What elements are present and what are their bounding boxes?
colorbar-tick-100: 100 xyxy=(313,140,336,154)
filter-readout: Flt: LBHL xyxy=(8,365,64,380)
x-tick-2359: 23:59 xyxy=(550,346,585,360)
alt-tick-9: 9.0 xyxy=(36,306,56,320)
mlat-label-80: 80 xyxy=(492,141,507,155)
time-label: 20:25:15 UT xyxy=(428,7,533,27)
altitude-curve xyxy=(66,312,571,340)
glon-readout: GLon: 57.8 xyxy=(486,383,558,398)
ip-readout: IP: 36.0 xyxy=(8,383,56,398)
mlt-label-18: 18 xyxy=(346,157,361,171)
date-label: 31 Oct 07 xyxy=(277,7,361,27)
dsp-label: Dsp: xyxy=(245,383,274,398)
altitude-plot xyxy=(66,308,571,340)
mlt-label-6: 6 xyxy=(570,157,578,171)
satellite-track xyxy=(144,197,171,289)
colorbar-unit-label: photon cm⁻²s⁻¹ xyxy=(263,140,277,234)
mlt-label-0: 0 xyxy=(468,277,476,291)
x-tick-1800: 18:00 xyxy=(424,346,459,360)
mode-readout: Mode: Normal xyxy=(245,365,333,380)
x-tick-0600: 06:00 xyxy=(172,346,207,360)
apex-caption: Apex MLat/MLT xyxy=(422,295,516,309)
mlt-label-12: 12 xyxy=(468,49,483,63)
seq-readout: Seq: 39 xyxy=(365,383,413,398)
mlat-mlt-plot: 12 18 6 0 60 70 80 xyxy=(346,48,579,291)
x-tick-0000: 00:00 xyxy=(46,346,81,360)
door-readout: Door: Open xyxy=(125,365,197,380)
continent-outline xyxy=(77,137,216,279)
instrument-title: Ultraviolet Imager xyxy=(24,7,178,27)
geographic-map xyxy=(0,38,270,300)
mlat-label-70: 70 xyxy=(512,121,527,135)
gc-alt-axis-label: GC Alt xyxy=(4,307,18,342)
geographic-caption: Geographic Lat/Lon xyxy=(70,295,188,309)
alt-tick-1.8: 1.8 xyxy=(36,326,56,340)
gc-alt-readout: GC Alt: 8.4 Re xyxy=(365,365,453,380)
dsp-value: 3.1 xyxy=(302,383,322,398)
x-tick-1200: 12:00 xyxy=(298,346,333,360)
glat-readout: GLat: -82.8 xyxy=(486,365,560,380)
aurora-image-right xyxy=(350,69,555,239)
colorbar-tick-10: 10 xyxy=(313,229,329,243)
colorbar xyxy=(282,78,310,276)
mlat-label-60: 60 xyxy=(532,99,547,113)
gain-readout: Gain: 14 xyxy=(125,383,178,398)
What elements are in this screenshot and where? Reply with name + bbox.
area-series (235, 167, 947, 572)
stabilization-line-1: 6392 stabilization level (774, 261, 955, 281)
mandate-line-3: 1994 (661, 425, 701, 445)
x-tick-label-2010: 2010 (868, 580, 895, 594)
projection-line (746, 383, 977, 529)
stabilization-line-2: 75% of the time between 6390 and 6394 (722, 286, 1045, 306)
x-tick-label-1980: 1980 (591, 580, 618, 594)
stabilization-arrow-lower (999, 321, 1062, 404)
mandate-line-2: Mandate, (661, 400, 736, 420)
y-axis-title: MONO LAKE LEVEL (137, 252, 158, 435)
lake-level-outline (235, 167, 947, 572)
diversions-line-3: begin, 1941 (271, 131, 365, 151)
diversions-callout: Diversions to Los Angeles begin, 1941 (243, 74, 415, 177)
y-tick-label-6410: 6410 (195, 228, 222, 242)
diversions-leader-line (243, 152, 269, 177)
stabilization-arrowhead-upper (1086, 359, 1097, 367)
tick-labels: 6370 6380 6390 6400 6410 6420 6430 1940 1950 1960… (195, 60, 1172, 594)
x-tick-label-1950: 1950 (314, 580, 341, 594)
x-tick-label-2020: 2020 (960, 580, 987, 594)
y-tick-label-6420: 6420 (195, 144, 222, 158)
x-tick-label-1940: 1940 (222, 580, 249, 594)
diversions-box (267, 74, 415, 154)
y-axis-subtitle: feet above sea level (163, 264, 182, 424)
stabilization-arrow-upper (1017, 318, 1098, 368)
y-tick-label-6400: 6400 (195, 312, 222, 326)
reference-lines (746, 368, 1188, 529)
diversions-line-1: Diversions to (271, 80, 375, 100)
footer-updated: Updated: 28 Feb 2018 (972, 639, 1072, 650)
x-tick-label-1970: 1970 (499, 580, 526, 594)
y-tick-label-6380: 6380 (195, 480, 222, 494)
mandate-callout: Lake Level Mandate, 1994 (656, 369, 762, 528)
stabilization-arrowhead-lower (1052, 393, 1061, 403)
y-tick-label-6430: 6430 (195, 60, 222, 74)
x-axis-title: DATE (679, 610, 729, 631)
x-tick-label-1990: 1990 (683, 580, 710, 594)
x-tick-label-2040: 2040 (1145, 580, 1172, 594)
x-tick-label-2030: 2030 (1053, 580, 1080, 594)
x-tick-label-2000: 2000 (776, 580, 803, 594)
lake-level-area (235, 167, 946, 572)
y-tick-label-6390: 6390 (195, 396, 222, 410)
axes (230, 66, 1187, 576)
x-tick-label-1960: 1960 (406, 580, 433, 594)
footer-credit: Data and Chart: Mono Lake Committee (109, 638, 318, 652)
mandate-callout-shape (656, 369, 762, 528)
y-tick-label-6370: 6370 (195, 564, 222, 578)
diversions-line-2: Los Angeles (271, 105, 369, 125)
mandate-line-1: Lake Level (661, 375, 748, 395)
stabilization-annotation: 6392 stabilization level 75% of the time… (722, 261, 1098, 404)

GIVEN TASK
Count the lines in the entries that contain the string "geographic", with case counting, and give only the number.

TASK OUTPUT
2